Exercises to complete:
**a)** List the row labels of the cash table in the financial excerpt.
**b)** Answer these questions using the financial excerpt:
(i) What was the total stockholders' surplus at March 31, 2023?
(ii) What was the gross margin for the three months ended March 31, 2022?
(iii) How much net cash was used in investing activities in 2023?
**c)** Copy the financial excerpt word for word from "We expect the" to "quarter in 2023.".

:: Text block

At March 31, 2023, our total stockholders’ surplus was $9,980,770 as compared to $5,118,253 at December 31, 2022.

 

We expect the positive operating income results for the three months ended March 31, 2023 will continue to be positive for each reporting period of 2023. The gross margin for the three months ended March 31, 2023 was approximately 22% compared to the three months ended March 31, 2022 of approximately 12%. Revenue streams are expected to increase quarter over quarter in 2023.

 

The following table sets forth the major sources and uses of cash for the three months ended March 31, 2023 and 2022.

 

   2023   2022 
         
Net cash provided by or (used in) operating activities  $2,865,796   $(3,323,556)
Net cash used in investing activities   (157,044)   (11,401)
Net cash provided by financing activities   (882,321

)

   494,387 
Net change in cash and cash equivalents  $1,826,431   $(2,840,570)

 

As a result of net positive cash provided by operating activities at March 31, 2023, the cash increased in the period ended March 31, 2023 by $2,865,796, compared to cash used in operations of $3,323,556 in the period ended March 31, 2022.

 

At March 31, 2023, the Company had the following material commitments and contingencies.

::::
:: Listed records

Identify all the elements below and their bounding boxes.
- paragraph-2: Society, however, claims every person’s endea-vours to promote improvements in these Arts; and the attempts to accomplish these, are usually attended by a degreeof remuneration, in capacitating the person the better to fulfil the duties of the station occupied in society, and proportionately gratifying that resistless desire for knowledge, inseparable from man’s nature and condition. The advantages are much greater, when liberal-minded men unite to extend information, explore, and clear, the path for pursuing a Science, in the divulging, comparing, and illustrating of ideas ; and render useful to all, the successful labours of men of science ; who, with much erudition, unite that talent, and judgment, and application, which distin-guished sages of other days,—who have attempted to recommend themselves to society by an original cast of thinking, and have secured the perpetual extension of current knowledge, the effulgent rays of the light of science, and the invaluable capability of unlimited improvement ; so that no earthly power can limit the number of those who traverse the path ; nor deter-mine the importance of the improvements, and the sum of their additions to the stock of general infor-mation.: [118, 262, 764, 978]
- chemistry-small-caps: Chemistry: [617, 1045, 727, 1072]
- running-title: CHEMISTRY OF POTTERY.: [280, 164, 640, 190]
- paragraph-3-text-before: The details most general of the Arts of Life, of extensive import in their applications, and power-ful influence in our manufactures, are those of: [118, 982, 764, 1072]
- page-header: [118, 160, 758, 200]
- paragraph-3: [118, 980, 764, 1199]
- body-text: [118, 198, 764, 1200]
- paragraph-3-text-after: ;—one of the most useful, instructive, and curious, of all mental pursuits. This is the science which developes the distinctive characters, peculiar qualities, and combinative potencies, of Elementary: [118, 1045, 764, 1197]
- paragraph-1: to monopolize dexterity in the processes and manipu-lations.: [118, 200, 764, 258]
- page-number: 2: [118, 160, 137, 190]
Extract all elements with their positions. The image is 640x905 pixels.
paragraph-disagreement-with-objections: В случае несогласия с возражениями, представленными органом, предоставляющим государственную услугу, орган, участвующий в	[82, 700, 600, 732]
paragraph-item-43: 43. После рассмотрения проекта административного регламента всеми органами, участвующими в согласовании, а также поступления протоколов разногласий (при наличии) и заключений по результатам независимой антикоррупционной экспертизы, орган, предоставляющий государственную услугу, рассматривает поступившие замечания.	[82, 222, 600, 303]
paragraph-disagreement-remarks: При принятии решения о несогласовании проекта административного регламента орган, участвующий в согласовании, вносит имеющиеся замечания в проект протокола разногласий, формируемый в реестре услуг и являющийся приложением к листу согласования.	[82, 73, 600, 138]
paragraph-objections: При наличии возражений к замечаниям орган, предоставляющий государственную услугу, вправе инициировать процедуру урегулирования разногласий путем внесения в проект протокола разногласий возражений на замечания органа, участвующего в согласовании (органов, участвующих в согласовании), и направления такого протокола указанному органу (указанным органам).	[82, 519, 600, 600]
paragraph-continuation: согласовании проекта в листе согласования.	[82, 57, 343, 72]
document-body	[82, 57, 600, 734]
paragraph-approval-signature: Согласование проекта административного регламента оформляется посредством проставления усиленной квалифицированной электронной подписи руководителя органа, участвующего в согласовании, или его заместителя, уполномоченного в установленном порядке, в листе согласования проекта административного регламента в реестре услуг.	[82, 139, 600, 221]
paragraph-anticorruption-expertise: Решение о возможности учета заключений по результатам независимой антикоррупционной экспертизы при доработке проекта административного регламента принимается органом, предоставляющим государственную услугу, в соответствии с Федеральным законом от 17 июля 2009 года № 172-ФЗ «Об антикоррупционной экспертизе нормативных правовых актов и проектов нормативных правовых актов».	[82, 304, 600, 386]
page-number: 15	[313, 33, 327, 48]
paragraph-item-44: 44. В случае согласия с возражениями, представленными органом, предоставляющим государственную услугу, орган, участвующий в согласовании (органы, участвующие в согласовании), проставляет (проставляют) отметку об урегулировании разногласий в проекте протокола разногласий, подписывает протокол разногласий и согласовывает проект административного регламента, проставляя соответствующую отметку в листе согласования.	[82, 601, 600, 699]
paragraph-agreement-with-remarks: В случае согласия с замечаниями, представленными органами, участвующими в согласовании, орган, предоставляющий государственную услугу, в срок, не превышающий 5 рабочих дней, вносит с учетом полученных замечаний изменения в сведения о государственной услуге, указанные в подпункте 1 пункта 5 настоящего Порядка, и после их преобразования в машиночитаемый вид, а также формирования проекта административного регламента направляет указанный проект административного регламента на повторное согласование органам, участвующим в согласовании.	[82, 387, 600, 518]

::::

Solutions to the problems:
**a)**
- Net cash provided by or (used in) operating activities
- Net cash used in investing activities
- Net cash provided by financing activities
- Net change in cash and cash equivalents

**b)**
(i) $9,980,770
(ii) Approximately 12%
(iii) $157,044

**c)**
We expect the positive operating income results for the three months ended March 31, 2023 will continue to be positive for each reporting period of 2023. The gross margin for the three months ended March 31, 2023 was approximately 22% compared to the three months ended March 31, 2022 of approximately 12%. Revenue streams are expected to increase quarter over quarter in 2023.